- Available data -
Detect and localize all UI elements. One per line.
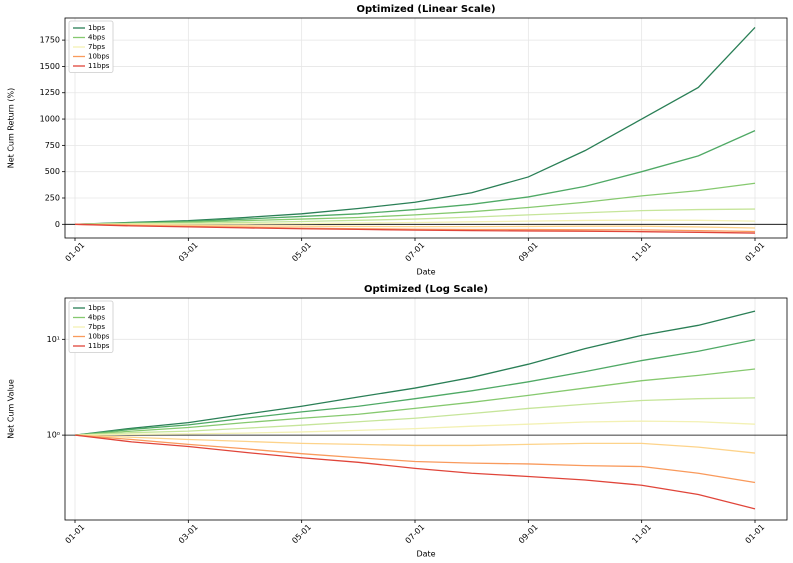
chart-title: Optimized (Linear Scale) — [356, 4, 495, 15]
data-line — [74, 208, 756, 225]
x-tick-label: 01-01 — [64, 241, 87, 264]
legend-label: 10bps — [88, 53, 110, 61]
legend-box — [68, 300, 114, 353]
legend-label: 10bps — [88, 333, 110, 341]
data-line — [74, 368, 756, 436]
x-tick-label: 01-01 — [64, 523, 87, 546]
y-tick-label: 10¹ — [47, 335, 60, 344]
x-tick-label: 11-01 — [630, 241, 653, 264]
data-line — [74, 434, 756, 484]
legend-label: 7bps — [88, 323, 105, 331]
legend-label: 7bps — [88, 43, 105, 51]
data-line — [74, 310, 756, 436]
x-axis-label: Date — [416, 268, 435, 277]
data-line — [74, 219, 756, 225]
legend-label: 11bps — [88, 62, 110, 70]
y-tick-label: 1750 — [40, 36, 60, 45]
x-tick-label: 05-01 — [290, 241, 313, 264]
data-line — [74, 130, 756, 225]
y-axis-label: Net Cum Return (%) — [7, 88, 16, 169]
x-tick-label: 01-01 — [744, 523, 767, 546]
y-tick-label: 1250 — [40, 88, 60, 97]
x-tick-label: 07-01 — [404, 523, 427, 546]
data-line — [74, 182, 756, 225]
x-tick-label: 03-01 — [177, 523, 200, 546]
data-line — [74, 397, 756, 436]
y-tick-label: 500 — [45, 167, 60, 176]
data-line — [74, 339, 756, 436]
x-tick-label: 09-01 — [517, 523, 540, 546]
y-tick-label: 0 — [55, 220, 60, 229]
x-tick-label: 03-01 — [177, 241, 200, 264]
y-tick-label: 750 — [45, 141, 60, 150]
chart-title: Optimized (Log Scale) — [364, 284, 488, 295]
legend-label: 4bps — [88, 314, 105, 322]
x-tick-label: 05-01 — [290, 523, 313, 546]
x-tick-label: 11-01 — [630, 523, 653, 546]
data-line — [74, 223, 756, 229]
plot-frame — [64, 17, 788, 239]
y-axis-label: Net Cum Value — [7, 379, 16, 439]
legend-box — [68, 20, 114, 73]
legend-label: 4bps — [88, 34, 105, 42]
legend-label: 1bps — [88, 24, 105, 32]
x-axis-label: Date — [416, 550, 435, 559]
y-tick-label: 1000 — [40, 115, 60, 124]
data-line — [74, 27, 756, 225]
data-line — [74, 420, 756, 436]
legend-label: 11bps — [88, 342, 110, 350]
x-tick-label: 07-01 — [404, 241, 427, 264]
data-line — [74, 434, 756, 510]
y-tick-label: 10⁰ — [47, 431, 60, 440]
plot-frame — [64, 297, 788, 521]
y-tick-label: 1500 — [40, 62, 60, 71]
x-tick-label: 09-01 — [517, 241, 540, 264]
legend-label: 1bps — [88, 304, 105, 312]
y-tick-label: 250 — [45, 194, 60, 203]
data-line — [74, 434, 756, 454]
data-line — [74, 223, 756, 234]
x-tick-label: 01-01 — [744, 241, 767, 264]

- The request -
Rewrite the records above, replacing every "data-line" with "series-line" and leaving everything else unchanged. Omit the pictures from your answer.

- Answer for the task -
Detect and localize all UI elements. One per line.
chart-title: Optimized (Linear Scale) — [356, 4, 495, 15]
series-line — [74, 208, 756, 225]
x-tick-label: 01-01 — [64, 241, 87, 264]
legend-label: 10bps — [88, 53, 110, 61]
legend-box — [68, 300, 114, 353]
legend-label: 10bps — [88, 333, 110, 341]
series-line — [74, 368, 756, 436]
x-tick-label: 01-01 — [64, 523, 87, 546]
y-tick-label: 10¹ — [47, 335, 60, 344]
x-tick-label: 11-01 — [630, 241, 653, 264]
series-line — [74, 434, 756, 484]
legend-label: 7bps — [88, 323, 105, 331]
legend-label: 7bps — [88, 43, 105, 51]
series-line — [74, 310, 756, 436]
x-axis-label: Date — [416, 268, 435, 277]
series-line — [74, 219, 756, 225]
legend-label: 11bps — [88, 62, 110, 70]
y-tick-label: 1750 — [40, 36, 60, 45]
x-tick-label: 05-01 — [290, 241, 313, 264]
series-line — [74, 130, 756, 225]
y-axis-label: Net Cum Return (%) — [7, 88, 16, 169]
x-tick-label: 01-01 — [744, 523, 767, 546]
y-tick-label: 1250 — [40, 88, 60, 97]
x-tick-label: 07-01 — [404, 523, 427, 546]
series-line — [74, 182, 756, 225]
x-tick-label: 03-01 — [177, 523, 200, 546]
series-line — [74, 397, 756, 436]
y-tick-label: 500 — [45, 167, 60, 176]
series-line — [74, 339, 756, 436]
x-tick-label: 09-01 — [517, 523, 540, 546]
y-tick-label: 0 — [55, 220, 60, 229]
x-tick-label: 03-01 — [177, 241, 200, 264]
y-tick-label: 750 — [45, 141, 60, 150]
chart-title: Optimized (Log Scale) — [364, 284, 488, 295]
legend-label: 4bps — [88, 314, 105, 322]
x-tick-label: 05-01 — [290, 523, 313, 546]
x-tick-label: 11-01 — [630, 523, 653, 546]
series-line — [74, 223, 756, 229]
plot-frame — [64, 17, 788, 239]
y-axis-label: Net Cum Value — [7, 379, 16, 439]
legend-box — [68, 20, 114, 73]
legend-label: 4bps — [88, 34, 105, 42]
legend-label: 1bps — [88, 24, 105, 32]
x-axis-label: Date — [416, 550, 435, 559]
y-tick-label: 1000 — [40, 115, 60, 124]
series-line — [74, 27, 756, 225]
series-line — [74, 420, 756, 436]
legend-label: 11bps — [88, 342, 110, 350]
x-tick-label: 07-01 — [404, 241, 427, 264]
series-line — [74, 434, 756, 510]
y-tick-label: 10⁰ — [47, 431, 60, 440]
plot-frame — [64, 297, 788, 521]
y-tick-label: 1500 — [40, 62, 60, 71]
x-tick-label: 09-01 — [517, 241, 540, 264]
legend-label: 1bps — [88, 304, 105, 312]
y-tick-label: 250 — [45, 194, 60, 203]
series-line — [74, 434, 756, 454]
series-line — [74, 223, 756, 234]
x-tick-label: 01-01 — [744, 241, 767, 264]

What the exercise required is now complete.